### WRITTEN PROBLEM:
Please select and copy every line of the items below that contains the string "混凝土结构设计". Treat the match as case-sensitive.

▼

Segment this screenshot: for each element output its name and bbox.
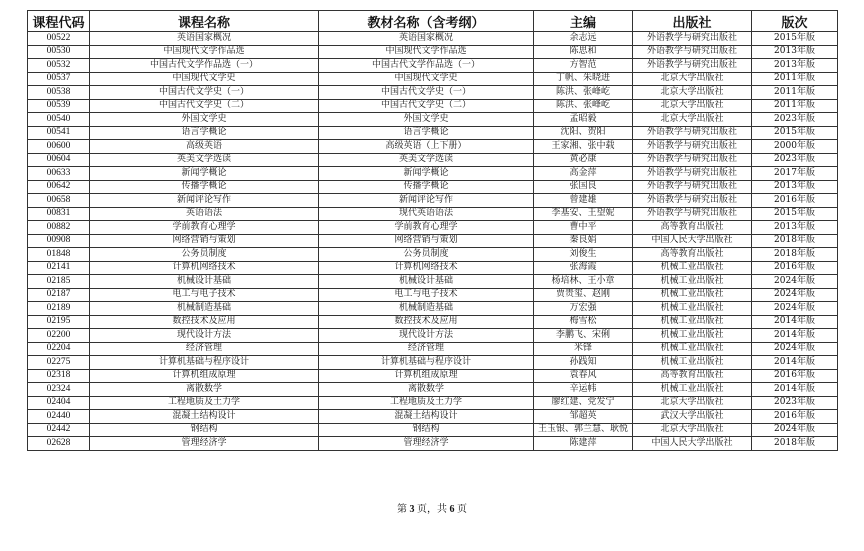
header-textbook-name: 教材名称（含考纲） xyxy=(319,11,534,32)
cell-edition: 2013年版 xyxy=(752,221,838,235)
cell-textbook-name: 中国现代文学作品选 xyxy=(319,45,534,59)
cell-textbook-name: 中国古代文学作品选（一） xyxy=(319,59,534,73)
cell-editor: 张海霞 xyxy=(534,261,633,275)
cell-course-code: 00604 xyxy=(28,153,90,167)
cell-publisher: 北京大学出版社 xyxy=(633,423,752,437)
cell-editor: 张国良 xyxy=(534,180,633,194)
cell-textbook-name: 工程地质及土力学 xyxy=(319,396,534,410)
cell-course-code: 02204 xyxy=(28,342,90,356)
table-row xyxy=(28,234,838,248)
table-row xyxy=(28,86,838,100)
cell-course-code: 00539 xyxy=(28,99,90,113)
cell-publisher: 机械工业出版社 xyxy=(633,383,752,397)
cell-textbook-name: 外国文学史 xyxy=(319,113,534,127)
table-row xyxy=(28,45,838,59)
cell-publisher: 外语教学与研究出版社 xyxy=(633,194,752,208)
cell-course-name: 新闻评论写作 xyxy=(90,194,319,208)
cell-course-code: 02628 xyxy=(28,437,90,451)
cell-edition: 2023年版 xyxy=(752,396,838,410)
cell-textbook-name: 中国古代文学史（一） xyxy=(319,86,534,100)
cell-course-code: 02318 xyxy=(28,369,90,383)
cell-editor: 陈建萍 xyxy=(534,437,633,451)
cell-publisher: 机械工业出版社 xyxy=(633,288,752,302)
table-row xyxy=(28,126,838,140)
cell-editor: 曾建雄 xyxy=(534,194,633,208)
table-row xyxy=(28,153,838,167)
cell-editor: 高金萍 xyxy=(534,167,633,181)
cell-course-name: 中国现代文学史 xyxy=(90,72,319,86)
cell-publisher: 高等教育出版社 xyxy=(633,248,752,262)
course-table-container xyxy=(27,10,837,451)
cell-course-code: 02200 xyxy=(28,329,90,343)
table-row xyxy=(28,207,838,221)
cell-course-name: 英语国家概况 xyxy=(90,32,319,46)
cell-editor: 邹超英 xyxy=(534,410,633,424)
cell-editor: 方智范 xyxy=(534,59,633,73)
cell-editor: 王家湘、张中载 xyxy=(534,140,633,154)
cell-edition: 2015年版 xyxy=(752,126,838,140)
cell-course-code: 00540 xyxy=(28,113,90,127)
cell-textbook-name: 钢结构 xyxy=(319,423,534,437)
cell-edition: 2018年版 xyxy=(752,437,838,451)
cell-course-name: 中国古代文学史（二） xyxy=(90,99,319,113)
cell-publisher: 机械工业出版社 xyxy=(633,261,752,275)
cell-textbook-name: 英语国家概况 xyxy=(319,32,534,46)
cell-publisher: 高等教育出版社 xyxy=(633,221,752,235)
cell-course-code: 00831 xyxy=(28,207,90,221)
table-row xyxy=(28,248,838,262)
cell-course-name: 机械设计基础 xyxy=(90,275,319,289)
table-row xyxy=(28,423,838,437)
cell-course-code: 02185 xyxy=(28,275,90,289)
cell-course-code: 00538 xyxy=(28,86,90,100)
cell-editor: 丁帆、朱晓进 xyxy=(534,72,633,86)
table-row xyxy=(28,113,838,127)
cell-course-code: 00882 xyxy=(28,221,90,235)
table-row xyxy=(28,396,838,410)
cell-editor: 陈洪、张峰屹 xyxy=(534,99,633,113)
cell-edition: 2015年版 xyxy=(752,32,838,46)
cell-editor: 沈阳、贺阳 xyxy=(534,126,633,140)
cell-course-name: 电工与电子技术 xyxy=(90,288,319,302)
cell-textbook-name: 计算机网络技术 xyxy=(319,261,534,275)
cell-course-name: 英美文学选读 xyxy=(90,153,319,167)
table-row xyxy=(28,410,838,424)
cell-course-code: 02141 xyxy=(28,261,90,275)
cell-editor: 米锋 xyxy=(534,342,633,356)
table-row xyxy=(28,437,838,451)
cell-publisher: 机械工业出版社 xyxy=(633,302,752,316)
cell-editor: 杨培林、王小章 xyxy=(534,275,633,289)
cell-publisher: 北京大学出版社 xyxy=(633,99,752,113)
cell-publisher: 北京大学出版社 xyxy=(633,396,752,410)
cell-textbook-name: 电工与电子技术 xyxy=(319,288,534,302)
cell-course-name: 数控技术及应用 xyxy=(90,315,319,329)
cell-textbook-name: 公务员制度 xyxy=(319,248,534,262)
cell-edition: 2024年版 xyxy=(752,275,838,289)
cell-course-name: 管理经济学 xyxy=(90,437,319,451)
cell-editor: 李基安、王望妮 xyxy=(534,207,633,221)
cell-textbook-name: 语言学概论 xyxy=(319,126,534,140)
cell-course-name: 网络营销与策划 xyxy=(90,234,319,248)
cell-publisher: 机械工业出版社 xyxy=(633,342,752,356)
cell-publisher: 北京大学出版社 xyxy=(633,72,752,86)
table-row xyxy=(28,329,838,343)
cell-course-name: 公务员制度 xyxy=(90,248,319,262)
cell-course-code: 00658 xyxy=(28,194,90,208)
cell-textbook-name: 学前教育心理学 xyxy=(319,221,534,235)
page-footer xyxy=(0,500,864,515)
cell-editor: 袁春风 xyxy=(534,369,633,383)
cell-course-name: 英语语法 xyxy=(90,207,319,221)
cell-course-code: 00908 xyxy=(28,234,90,248)
cell-course-code: 00522 xyxy=(28,32,90,46)
table-row xyxy=(28,32,838,46)
cell-course-name: 外国文学史 xyxy=(90,113,319,127)
cell-course-code: 00541 xyxy=(28,126,90,140)
cell-edition: 2014年版 xyxy=(752,383,838,397)
cell-editor: 贾贵玺、赵刚 xyxy=(534,288,633,302)
cell-publisher: 外语教学与研究出版社 xyxy=(633,140,752,154)
cell-textbook-name: 传播学概论 xyxy=(319,180,534,194)
cell-edition: 2011年版 xyxy=(752,72,838,86)
header-edition: 版次 xyxy=(752,11,838,32)
cell-course-code: 00532 xyxy=(28,59,90,73)
cell-editor: 余志远 xyxy=(534,32,633,46)
cell-course-code: 02187 xyxy=(28,288,90,302)
cell-edition: 2014年版 xyxy=(752,315,838,329)
table-row xyxy=(28,99,838,113)
cell-editor: 黄必康 xyxy=(534,153,633,167)
cell-course-code: 00530 xyxy=(28,45,90,59)
table-header-row xyxy=(28,11,838,32)
cell-course-code: 00600 xyxy=(28,140,90,154)
cell-edition: 2023年版 xyxy=(752,153,838,167)
header-publisher: 出版社 xyxy=(633,11,752,32)
cell-edition: 2016年版 xyxy=(752,369,838,383)
cell-edition: 2024年版 xyxy=(752,302,838,316)
cell-course-name: 钢结构 xyxy=(90,423,319,437)
cell-textbook-name: 混凝土结构设计 xyxy=(319,410,534,424)
cell-publisher: 中国人民大学出版社 xyxy=(633,234,752,248)
table-row xyxy=(28,261,838,275)
cell-course-name: 计算机基础与程序设计 xyxy=(90,356,319,370)
table-row xyxy=(28,194,838,208)
cell-edition: 2024年版 xyxy=(752,423,838,437)
cell-editor: 陈洪、张峰屹 xyxy=(534,86,633,100)
cell-publisher: 外语教学与研究出版社 xyxy=(633,45,752,59)
cell-publisher: 高等教育出版社 xyxy=(633,369,752,383)
cell-editor: 辛运帏 xyxy=(534,383,633,397)
cell-edition: 2000年版 xyxy=(752,140,838,154)
cell-edition: 2018年版 xyxy=(752,248,838,262)
cell-course-name: 计算机组成原理 xyxy=(90,369,319,383)
cell-course-name: 学前教育心理学 xyxy=(90,221,319,235)
cell-publisher: 机械工业出版社 xyxy=(633,315,752,329)
cell-textbook-name: 中国现代文学史 xyxy=(319,72,534,86)
cell-edition: 2016年版 xyxy=(752,261,838,275)
header-course-code: 课程代码 xyxy=(28,11,90,32)
cell-editor: 孙践知 xyxy=(534,356,633,370)
cell-textbook-name: 计算机组成原理 xyxy=(319,369,534,383)
cell-editor: 孟昭毅 xyxy=(534,113,633,127)
cell-course-name: 现代设计方法 xyxy=(90,329,319,343)
cell-publisher: 外语教学与研究出版社 xyxy=(633,167,752,181)
cell-course-code: 02440 xyxy=(28,410,90,424)
cell-course-name: 语言学概论 xyxy=(90,126,319,140)
cell-edition: 2013年版 xyxy=(752,45,838,59)
header-course-name: 课程名称 xyxy=(90,11,319,32)
cell-course-code: 00633 xyxy=(28,167,90,181)
cell-editor: 曹中平 xyxy=(534,221,633,235)
cell-course-name: 工程地质及土力学 xyxy=(90,396,319,410)
cell-edition: 2014年版 xyxy=(752,329,838,343)
cell-editor: 秦良娟 xyxy=(534,234,633,248)
cell-editor: 廖红建、党发宁 xyxy=(534,396,633,410)
cell-publisher: 外语教学与研究出版社 xyxy=(633,32,752,46)
cell-course-name: 传播学概论 xyxy=(90,180,319,194)
cell-publisher: 外语教学与研究出版社 xyxy=(633,59,752,73)
cell-course-code: 00642 xyxy=(28,180,90,194)
cell-edition: 2015年版 xyxy=(752,207,838,221)
footer-total-pages: 6 xyxy=(449,504,455,515)
cell-publisher: 机械工业出版社 xyxy=(633,275,752,289)
cell-textbook-name: 现代设计方法 xyxy=(319,329,534,343)
cell-course-name: 中国现代文学作品选 xyxy=(90,45,319,59)
table-row xyxy=(28,356,838,370)
cell-course-name: 计算机网络技术 xyxy=(90,261,319,275)
cell-textbook-name: 中国古代文学史（二） xyxy=(319,99,534,113)
cell-publisher: 中国人民大学出版社 xyxy=(633,437,752,451)
cell-editor: 刘俊生 xyxy=(534,248,633,262)
table-row xyxy=(28,315,838,329)
cell-edition: 2017年版 xyxy=(752,167,838,181)
cell-course-code: 02324 xyxy=(28,383,90,397)
cell-editor: 梅雪松 xyxy=(534,315,633,329)
cell-textbook-name: 现代英语语法 xyxy=(319,207,534,221)
footer-prefix: 第 xyxy=(397,504,407,515)
cell-textbook-name: 英美文学选读 xyxy=(319,153,534,167)
table-row xyxy=(28,342,838,356)
cell-publisher: 外语教学与研究出版社 xyxy=(633,126,752,140)
cell-edition: 2018年版 xyxy=(752,234,838,248)
cell-course-name: 高级英语 xyxy=(90,140,319,154)
course-textbook-table xyxy=(27,10,838,451)
cell-publisher: 机械工业出版社 xyxy=(633,329,752,343)
table-row xyxy=(28,140,838,154)
cell-course-name: 离散数学 xyxy=(90,383,319,397)
header-editor: 主编 xyxy=(534,11,633,32)
cell-editor: 万宏强 xyxy=(534,302,633,316)
cell-course-name: 经济管理 xyxy=(90,342,319,356)
cell-edition: 2011年版 xyxy=(752,86,838,100)
cell-course-code: 01848 xyxy=(28,248,90,262)
footer-suffix: 页 xyxy=(457,504,467,515)
cell-textbook-name: 高级英语（上下册） xyxy=(319,140,534,154)
table-row xyxy=(28,221,838,235)
cell-editor: 李鹏飞、宋俐 xyxy=(534,329,633,343)
cell-course-name: 中国古代文学史（一） xyxy=(90,86,319,100)
table-body xyxy=(28,32,838,451)
cell-textbook-name: 新闻评论写作 xyxy=(319,194,534,208)
table-row xyxy=(28,302,838,316)
cell-edition: 2011年版 xyxy=(752,99,838,113)
table-row xyxy=(28,275,838,289)
table-row xyxy=(28,288,838,302)
table-row xyxy=(28,59,838,73)
cell-publisher: 机械工业出版社 xyxy=(633,356,752,370)
cell-editor: 陈思和 xyxy=(534,45,633,59)
cell-textbook-name: 计算机基础与程序设计 xyxy=(319,356,534,370)
cell-publisher: 外语教学与研究出版社 xyxy=(633,180,752,194)
cell-editor: 王玉银、郭兰慧、耿悦 xyxy=(534,423,633,437)
table-row xyxy=(28,72,838,86)
footer-mid: 页，共 xyxy=(417,504,447,515)
cell-course-code: 02404 xyxy=(28,396,90,410)
cell-edition: 2013年版 xyxy=(752,59,838,73)
cell-course-code: 02189 xyxy=(28,302,90,316)
cell-course-code: 02275 xyxy=(28,356,90,370)
cell-textbook-name: 管理经济学 xyxy=(319,437,534,451)
cell-textbook-name: 机械制造基础 xyxy=(319,302,534,316)
cell-course-name: 混凝土结构设计 xyxy=(90,410,319,424)
cell-textbook-name: 机械设计基础 xyxy=(319,275,534,289)
cell-publisher: 北京大学出版社 xyxy=(633,113,752,127)
cell-course-code: 00537 xyxy=(28,72,90,86)
cell-course-name: 新闻学概论 xyxy=(90,167,319,181)
cell-course-code: 02195 xyxy=(28,315,90,329)
cell-edition: 2016年版 xyxy=(752,410,838,424)
table-row xyxy=(28,167,838,181)
cell-course-code: 02442 xyxy=(28,423,90,437)
cell-edition: 2014年版 xyxy=(752,356,838,370)
cell-edition: 2013年版 xyxy=(752,180,838,194)
cell-textbook-name: 离散数学 xyxy=(319,383,534,397)
cell-publisher: 武汉大学出版社 xyxy=(633,410,752,424)
cell-edition: 2024年版 xyxy=(752,342,838,356)
cell-publisher: 北京大学出版社 xyxy=(633,86,752,100)
cell-publisher: 外语教学与研究出版社 xyxy=(633,207,752,221)
cell-course-name: 机械制造基础 xyxy=(90,302,319,316)
table-row xyxy=(28,180,838,194)
cell-textbook-name: 经济管理 xyxy=(319,342,534,356)
footer-page-number: 3 xyxy=(409,504,415,515)
cell-edition: 2016年版 xyxy=(752,194,838,208)
cell-textbook-name: 数控技术及应用 xyxy=(319,315,534,329)
cell-edition: 2024年版 xyxy=(752,288,838,302)
cell-textbook-name: 网络营销与策划 xyxy=(319,234,534,248)
table-row xyxy=(28,369,838,383)
cell-textbook-name: 新闻学概论 xyxy=(319,167,534,181)
table-row xyxy=(28,383,838,397)
cell-course-name: 中国古代文学作品选（一） xyxy=(90,59,319,73)
cell-publisher: 外语教学与研究出版社 xyxy=(633,153,752,167)
cell-edition: 2023年版 xyxy=(752,113,838,127)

▲

### SOLUTION FOR THIS TASK:
cell-textbook-name: 混凝土结构设计 xyxy=(319,410,534,424)
cell-course-name: 混凝土结构设计 xyxy=(90,410,319,424)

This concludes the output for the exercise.